To confirm whether the peak A in the chromatograms originates from the dimer and peak B from the monomer (Fig. 2, 5 and S1†) we have calculated concentrations of the monomer (c_M) and dimer (c_DM) using the eqn (1):

K_DM = (c_DM)/(c_M)² (1)

To directly benefit from the calculated c_M and c_DM, the calculations were performed for samples with the same concentrations as those used in experiments on C120 in ACN, knowing that c_C120 = c_M + 2c_DM.

Since the concentration of the monomer c_M (peak B) is considerably lower than the dimer concentration c_DM (peak A), even for the lowest concentration (c_C120 = 1.9 × 10⁻⁸ M) (Fig. 5d), the K_DM value for C120 in ACN must be very high. Therefore, we have performed calculations for very high values of K_DM = 10⁵–10¹⁰ M⁻¹, covering a wide concentration range to obtain values of c_M and c_DM (Table S2†). To employ the results of calculations (Table S2†) for the confirmation that the peak A originates from dimer and the peak B from the monomer (Fig. 2, 5 and S1†), we have calculated relative concentrations of the monomer c_M(rel) and dimer c_DM(rel), Table 2, using the values of c_M and c_DM presented in Table S2.† As the concentration of C120 increased, relative changes of c_DM(rel) were considerably greater than relative changes of c_M(rel), calculated over the whole range of K_DM values. This means that the peak A observed in absorption chromatograms (Fig. 5), for which relative changes of A^λ=340_DM(rel) are large (Table 1), should be assigned to the dimer and the peak B, for which changes of A^λ=300_M(rel) were small, should correspond to the monomer.

*What you are asked to do*
Please answer these questions about the passage on C120 in ACN, one answer a line:
1. What relation links c_C120 to c_M and c_DM?
2. What range of K_DM values did the calculations cover?
3. Which peak is assigned to the monomer?
The rows have no connection to the passage.

(Source data)
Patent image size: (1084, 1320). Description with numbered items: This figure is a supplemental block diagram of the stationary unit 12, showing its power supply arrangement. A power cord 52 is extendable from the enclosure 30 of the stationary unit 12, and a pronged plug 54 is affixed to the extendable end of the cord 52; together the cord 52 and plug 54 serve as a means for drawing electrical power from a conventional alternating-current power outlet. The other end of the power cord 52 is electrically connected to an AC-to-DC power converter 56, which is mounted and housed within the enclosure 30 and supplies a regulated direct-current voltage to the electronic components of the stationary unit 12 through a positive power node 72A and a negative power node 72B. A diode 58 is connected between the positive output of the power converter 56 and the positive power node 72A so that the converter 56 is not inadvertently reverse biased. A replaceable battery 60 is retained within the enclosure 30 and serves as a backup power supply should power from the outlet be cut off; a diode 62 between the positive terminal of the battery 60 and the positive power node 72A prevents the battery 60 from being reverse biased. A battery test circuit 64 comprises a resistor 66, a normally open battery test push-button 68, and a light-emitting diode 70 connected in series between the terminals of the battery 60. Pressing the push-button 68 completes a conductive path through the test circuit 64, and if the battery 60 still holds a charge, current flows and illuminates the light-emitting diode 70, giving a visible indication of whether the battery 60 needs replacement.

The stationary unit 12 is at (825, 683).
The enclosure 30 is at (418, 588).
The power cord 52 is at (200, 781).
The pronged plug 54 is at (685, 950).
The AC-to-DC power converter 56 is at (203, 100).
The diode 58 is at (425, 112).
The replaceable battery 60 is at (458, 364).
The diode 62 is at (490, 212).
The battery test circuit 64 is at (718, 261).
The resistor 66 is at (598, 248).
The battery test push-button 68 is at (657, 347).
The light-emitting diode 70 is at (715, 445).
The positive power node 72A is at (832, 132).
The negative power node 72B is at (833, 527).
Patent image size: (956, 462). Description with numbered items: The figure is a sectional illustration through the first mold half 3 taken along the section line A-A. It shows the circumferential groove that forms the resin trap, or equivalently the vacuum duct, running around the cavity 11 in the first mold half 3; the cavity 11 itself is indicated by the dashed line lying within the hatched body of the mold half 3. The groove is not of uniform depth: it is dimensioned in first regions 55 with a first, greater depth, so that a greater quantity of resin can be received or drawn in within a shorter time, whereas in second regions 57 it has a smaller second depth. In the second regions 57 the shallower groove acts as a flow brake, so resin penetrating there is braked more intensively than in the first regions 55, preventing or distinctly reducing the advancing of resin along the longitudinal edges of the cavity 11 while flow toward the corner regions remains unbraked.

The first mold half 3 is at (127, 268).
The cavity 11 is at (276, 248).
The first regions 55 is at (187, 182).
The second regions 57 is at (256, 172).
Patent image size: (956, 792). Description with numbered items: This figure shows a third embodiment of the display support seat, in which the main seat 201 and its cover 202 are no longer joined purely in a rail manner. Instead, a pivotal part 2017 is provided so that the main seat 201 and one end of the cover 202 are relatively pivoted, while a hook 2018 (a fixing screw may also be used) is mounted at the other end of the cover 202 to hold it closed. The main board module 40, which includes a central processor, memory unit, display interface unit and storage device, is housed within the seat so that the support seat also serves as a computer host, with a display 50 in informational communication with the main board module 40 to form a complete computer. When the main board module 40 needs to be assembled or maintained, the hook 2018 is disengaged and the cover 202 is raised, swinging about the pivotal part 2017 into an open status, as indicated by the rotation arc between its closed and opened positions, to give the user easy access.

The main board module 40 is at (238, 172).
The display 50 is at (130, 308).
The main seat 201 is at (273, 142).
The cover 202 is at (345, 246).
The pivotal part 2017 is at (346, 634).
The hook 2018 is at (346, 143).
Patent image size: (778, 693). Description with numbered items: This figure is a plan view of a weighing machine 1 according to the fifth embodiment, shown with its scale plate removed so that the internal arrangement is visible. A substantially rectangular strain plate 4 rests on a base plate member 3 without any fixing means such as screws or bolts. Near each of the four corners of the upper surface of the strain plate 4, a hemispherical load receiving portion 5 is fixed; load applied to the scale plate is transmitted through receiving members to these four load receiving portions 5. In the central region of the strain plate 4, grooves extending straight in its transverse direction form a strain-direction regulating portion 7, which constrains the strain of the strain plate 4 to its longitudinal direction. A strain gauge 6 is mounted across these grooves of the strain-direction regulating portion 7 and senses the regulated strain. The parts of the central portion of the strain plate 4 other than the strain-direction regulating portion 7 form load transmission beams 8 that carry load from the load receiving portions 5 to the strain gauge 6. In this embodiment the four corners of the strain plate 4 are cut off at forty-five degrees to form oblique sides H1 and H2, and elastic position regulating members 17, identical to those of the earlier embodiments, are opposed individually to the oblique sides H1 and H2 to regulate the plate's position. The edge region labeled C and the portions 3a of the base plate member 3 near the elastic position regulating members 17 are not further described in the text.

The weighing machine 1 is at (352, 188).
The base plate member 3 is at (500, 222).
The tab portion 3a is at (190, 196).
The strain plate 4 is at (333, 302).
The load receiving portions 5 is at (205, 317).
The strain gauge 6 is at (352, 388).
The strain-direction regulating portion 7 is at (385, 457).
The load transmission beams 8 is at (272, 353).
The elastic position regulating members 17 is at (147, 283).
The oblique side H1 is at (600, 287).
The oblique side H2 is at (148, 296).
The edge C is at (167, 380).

*Exercise result*
1. c_C120 = c_M + 2c_DM
2. 10⁵–10¹⁰ M⁻¹
3. Peak B